• Work to do:
Pull out every line from the listing that has the word "Strength".

(Stored entries)
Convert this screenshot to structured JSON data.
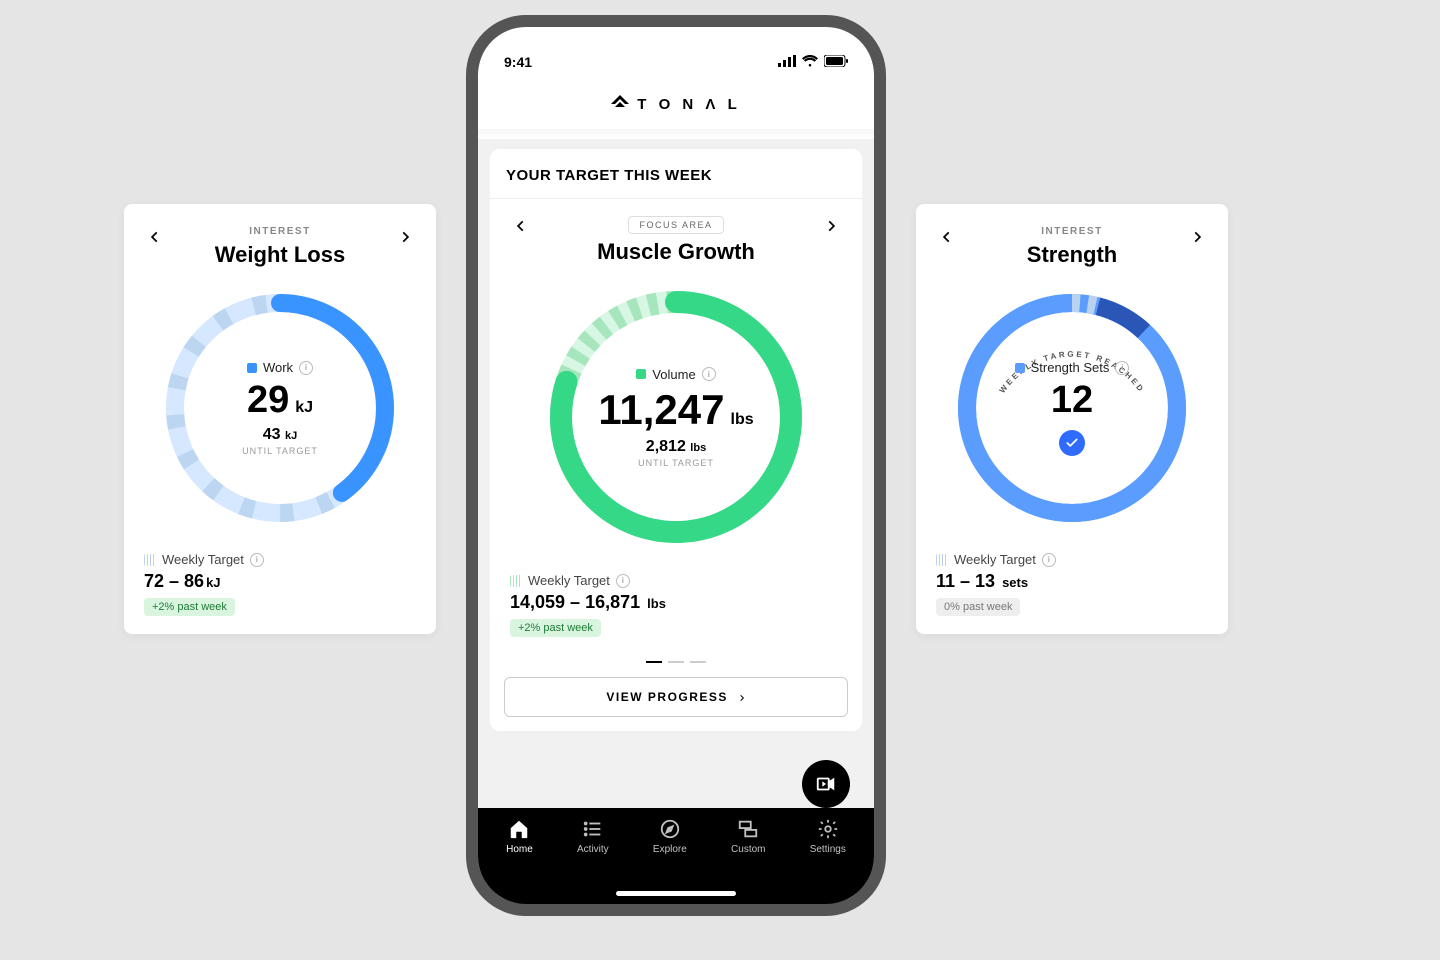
{
  "status": {
    "time": "9:41"
  },
  "brand": "T O N Λ L",
  "section_title": "YOUR TARGET THIS WEEK",
  "view_progress": "VIEW PROGRESS",
  "nav": {
    "home": "Home",
    "activity": "Activity",
    "explore": "Explore",
    "custom": "Custom",
    "settings": "Settings"
  },
  "cards": {
    "left": {
      "type_label": "INTEREST",
      "title": "Weight Loss",
      "metric_label": "Work",
      "value": "29",
      "unit": "kJ",
      "remain_value": "43",
      "remain_unit": "kJ",
      "remain_label": "UNTIL TARGET",
      "wt_label": "Weekly Target",
      "range": "72 – 86",
      "range_unit": "kJ",
      "badge": "+2% past week",
      "accent": "#3a94ff",
      "accent_light": "#d5e8ff",
      "progress": 0.4,
      "stripe_start": 0.0,
      "stripe_end": 0.15
    },
    "center": {
      "type_label": "FOCUS AREA",
      "title": "Muscle Growth",
      "metric_label": "Volume",
      "value": "11,247",
      "unit": "lbs",
      "remain_value": "2,812",
      "remain_unit": "lbs",
      "remain_label": "UNTIL TARGET",
      "wt_label": "Weekly Target",
      "range": "14,059 – 16,871",
      "range_unit": "lbs",
      "badge": "+2% past week",
      "accent": "#35d886",
      "accent_light": "#bff1d3",
      "progress": 0.8,
      "stripe_start": 0.0,
      "stripe_end": 0.15
    },
    "right": {
      "type_label": "INTEREST",
      "title": "Strength",
      "metric_label": "Strength Sets",
      "value": "12",
      "unit": "",
      "arc_label": "WEEKLY TARGET REACHED",
      "wt_label": "Weekly Target",
      "range": "11 – 13",
      "range_unit": "sets",
      "badge": "0% past week",
      "accent": "#5a9dff",
      "accent_light": "#d3e5ff",
      "progress": 1.0,
      "stripe_start": 0.0,
      "stripe_end": 0.1,
      "dark_start": 0.04,
      "dark_end": 0.12
    }
  },
  "chart_data": [
    {
      "type": "pie",
      "title": "Weight Loss — Work progress",
      "series": [
        {
          "name": "completed",
          "values": [
            29
          ]
        },
        {
          "name": "remaining",
          "values": [
            43
          ]
        }
      ],
      "annotations": [
        "target range 72–86 kJ"
      ]
    },
    {
      "type": "pie",
      "title": "Muscle Growth — Volume progress",
      "series": [
        {
          "name": "completed",
          "values": [
            11247
          ]
        },
        {
          "name": "remaining",
          "values": [
            2812
          ]
        }
      ],
      "annotations": [
        "target range 14,059–16,871 lbs"
      ]
    },
    {
      "type": "pie",
      "title": "Strength — Strength Sets progress",
      "series": [
        {
          "name": "completed",
          "values": [
            12
          ]
        },
        {
          "name": "remaining",
          "values": [
            0
          ]
        }
      ],
      "annotations": [
        "target range 11–13 sets",
        "weekly target reached"
      ]
    }
  ]
}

• The completed task:
      "title": "Strength",
      "metric_label": "Strength Sets",
      "title": "Strength — Strength Sets progress",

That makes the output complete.